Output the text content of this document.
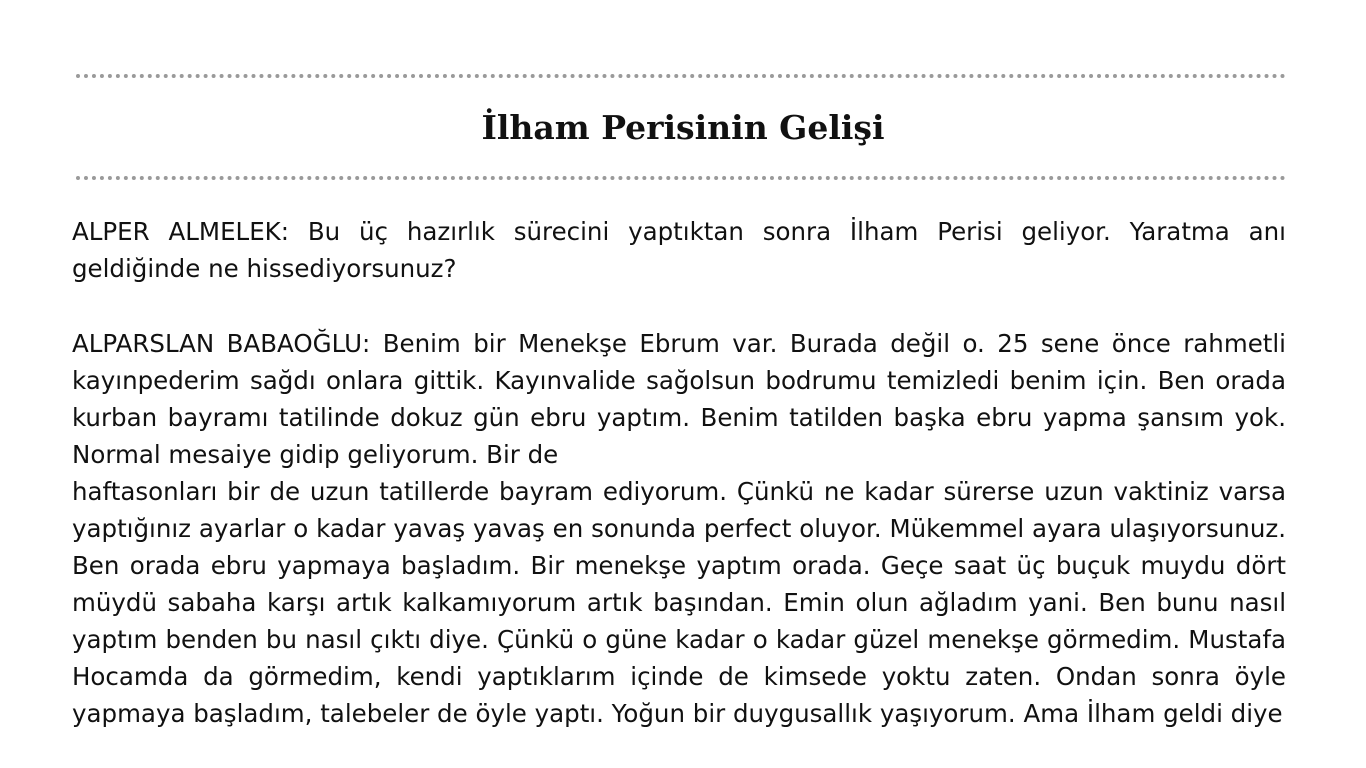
İlham Perisinin Gelişi

ALPER ALMELEK: Bu üç hazırlık sürecini yaptıktan sonra İlham Perisi geliyor. Yaratma anı geldiğinde ne hissediyorsunuz?

ALPARSLAN BABAOĞLU: Benim bir Menekşe Ebrum var. Burada değil o. 25 sene önce rahmetli kayınpederim sağdı onlara gittik. Kayınvalide sağolsun bodrumu temizledi benim için. Ben orada kurban bayramı tatilinde dokuz gün ebru yaptım. Benim tatilden başka ebru yapma şansım yok. Normal mesaiye gidip geliyorum. Bir de

haftasonları bir de uzun tatillerde bayram ediyorum. Çünkü ne kadar sürerse uzun vaktiniz varsa yaptığınız ayarlar o kadar yavaş yavaş en sonunda perfect oluyor. Mükemmel ayara ulaşıyorsunuz.  Ben orada ebru yapmaya başladım. Bir menekşe yaptım orada. Geçe saat üç buçuk muydu dört müydü sabaha karşı artık kalkamıyorum artık başından. Emin olun ağladım yani. Ben bunu nasıl yaptım benden bu nasıl çıktı diye. Çünkü o güne kadar o kadar güzel menekşe görmedim. Mustafa Hocamda da görmedim, kendi yaptıklarım içinde de kimsede yoktu zaten. Ondan sonra öyle yapmaya başladım, talebeler de öyle yaptı. Yoğun bir duygusallık yaşıyorum. Ama İlham geldi diye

────────────────

> [SHORT EXERCISE]
Omit the pictures and restate the rest of the records verbatim.

> [REPLY TO THE TASK]
Output the text content of this document.
İlham Perisinin Gelişi

ALPER ALMELEK: Bu üç hazırlık sürecini yaptıktan sonra İlham Perisi geliyor. Yaratma anı geldiğinde ne hissediyorsunuz?

ALPARSLAN BABAOĞLU: Benim bir Menekşe Ebrum var. Burada değil o. 25 sene önce rahmetli kayınpederim sağdı onlara gittik. Kayınvalide sağolsun bodrumu temizledi benim için. Ben orada kurban bayramı tatilinde dokuz gün ebru yaptım. Benim tatilden başka ebru yapma şansım yok. Normal mesaiye gidip geliyorum. Bir de

haftasonları bir de uzun tatillerde bayram ediyorum. Çünkü ne kadar sürerse uzun vaktiniz varsa yaptığınız ayarlar o kadar yavaş yavaş en sonunda perfect oluyor. Mükemmel ayara ulaşıyorsunuz.  Ben orada ebru yapmaya başladım. Bir menekşe yaptım orada. Geçe saat üç buçuk muydu dört müydü sabaha karşı artık kalkamıyorum artık başından. Emin olun ağladım yani. Ben bunu nasıl yaptım benden bu nasıl çıktı diye. Çünkü o güne kadar o kadar güzel menekşe görmedim. Mustafa Hocamda da görmedim, kendi yaptıklarım içinde de kimsede yoktu zaten. Ondan sonra öyle yapmaya başladım, talebeler de öyle yaptı. Yoğun bir duygusallık yaşıyorum. Ama İlham geldi diye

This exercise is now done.